> _Task brief_
Would you copy out the whole listing exactly as given?

(Extracts from a graphics dataset)
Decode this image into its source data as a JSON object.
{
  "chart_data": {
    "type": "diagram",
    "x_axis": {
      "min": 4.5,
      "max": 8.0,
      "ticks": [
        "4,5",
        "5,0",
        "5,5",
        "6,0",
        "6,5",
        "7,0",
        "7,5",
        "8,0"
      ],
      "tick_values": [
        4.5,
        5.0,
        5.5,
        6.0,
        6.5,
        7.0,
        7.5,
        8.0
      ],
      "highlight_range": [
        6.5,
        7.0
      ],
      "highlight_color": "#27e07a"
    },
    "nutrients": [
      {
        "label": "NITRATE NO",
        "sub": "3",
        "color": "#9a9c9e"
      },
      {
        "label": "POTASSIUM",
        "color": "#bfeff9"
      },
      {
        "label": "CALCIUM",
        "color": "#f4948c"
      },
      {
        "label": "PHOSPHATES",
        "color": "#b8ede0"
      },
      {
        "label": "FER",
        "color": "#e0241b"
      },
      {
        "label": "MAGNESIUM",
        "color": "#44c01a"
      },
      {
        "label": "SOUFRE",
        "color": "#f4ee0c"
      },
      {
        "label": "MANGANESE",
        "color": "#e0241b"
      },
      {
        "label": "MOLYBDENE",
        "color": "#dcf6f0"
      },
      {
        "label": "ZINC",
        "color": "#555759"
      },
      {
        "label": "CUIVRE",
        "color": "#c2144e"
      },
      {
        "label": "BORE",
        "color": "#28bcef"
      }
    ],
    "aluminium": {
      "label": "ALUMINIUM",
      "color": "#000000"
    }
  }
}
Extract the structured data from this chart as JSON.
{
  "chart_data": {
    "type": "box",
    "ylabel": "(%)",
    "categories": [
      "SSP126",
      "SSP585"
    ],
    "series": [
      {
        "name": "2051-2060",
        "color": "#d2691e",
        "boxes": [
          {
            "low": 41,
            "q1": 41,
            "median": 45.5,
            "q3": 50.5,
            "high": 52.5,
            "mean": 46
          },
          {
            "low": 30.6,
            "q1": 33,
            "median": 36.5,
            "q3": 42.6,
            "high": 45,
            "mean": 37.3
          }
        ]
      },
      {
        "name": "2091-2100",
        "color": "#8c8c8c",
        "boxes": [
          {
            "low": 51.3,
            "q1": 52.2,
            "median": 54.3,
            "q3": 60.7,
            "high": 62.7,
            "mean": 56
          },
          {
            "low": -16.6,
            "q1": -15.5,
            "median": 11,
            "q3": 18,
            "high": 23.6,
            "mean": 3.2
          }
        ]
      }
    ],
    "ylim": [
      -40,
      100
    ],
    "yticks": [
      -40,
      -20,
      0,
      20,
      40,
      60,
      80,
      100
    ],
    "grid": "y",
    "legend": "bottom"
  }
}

> _Result below_
Decode this image into its source data as a JSON object.
{
  "chart_data": {
    "type": "diagram",
    "x_axis": {
      "min": 4.5,
      "max": 8.0,
      "ticks": [
        "4,5",
        "5,0",
        "5,5",
        "6,0",
        "6,5",
        "7,0",
        "7,5",
        "8,0"
      ],
      "tick_values": [
        4.5,
        5.0,
        5.5,
        6.0,
        6.5,
        7.0,
        7.5,
        8.0
      ],
      "highlight_range": [
        6.5,
        7.0
      ],
      "highlight_color": "#27e07a"
    },
    "nutrients": [
      {
        "label": "NITRATE NO",
        "sub": "3",
        "color": "#9a9c9e"
      },
      {
        "label": "POTASSIUM",
        "color": "#bfeff9"
      },
      {
        "label": "CALCIUM",
        "color": "#f4948c"
      },
      {
        "label": "PHOSPHATES",
        "color": "#b8ede0"
      },
      {
        "label": "FER",
        "color": "#e0241b"
      },
      {
        "label": "MAGNESIUM",
        "color": "#44c01a"
      },
      {
        "label": "SOUFRE",
        "color": "#f4ee0c"
      },
      {
        "label": "MANGANESE",
        "color": "#e0241b"
      },
      {
        "label": "MOLYBDENE",
        "color": "#dcf6f0"
      },
      {
        "label": "ZINC",
        "color": "#555759"
      },
      {
        "label": "CUIVRE",
        "color": "#c2144e"
      },
      {
        "label": "BORE",
        "color": "#28bcef"
      }
    ],
    "aluminium": {
      "label": "ALUMINIUM",
      "color": "#000000"
    }
  }
}
Extract the structured data from this chart as JSON.
{
  "chart_data": {
    "type": "box",
    "ylabel": "(%)",
    "categories": [
      "SSP126",
      "SSP585"
    ],
    "series": [
      {
        "name": "2051-2060",
        "color": "#d2691e",
        "boxes": [
          {
            "low": 41,
            "q1": 41,
            "median": 45.5,
            "q3": 50.5,
            "high": 52.5,
            "mean": 46
          },
          {
            "low": 30.6,
            "q1": 33,
            "median": 36.5,
            "q3": 42.6,
            "high": 45,
            "mean": 37.3
          }
        ]
      },
      {
        "name": "2091-2100",
        "color": "#8c8c8c",
        "boxes": [
          {
            "low": 51.3,
            "q1": 52.2,
            "median": 54.3,
            "q3": 60.7,
            "high": 62.7,
            "mean": 56
          },
          {
            "low": -16.6,
            "q1": -15.5,
            "median": 11,
            "q3": 18,
            "high": 23.6,
            "mean": 3.2
          }
        ]
      }
    ],
    "ylim": [
      -40,
      100
    ],
    "yticks": [
      -40,
      -20,
      0,
      20,
      40,
      60,
      80,
      100
    ],
    "grid": "y",
    "legend": "bottom"
  }
}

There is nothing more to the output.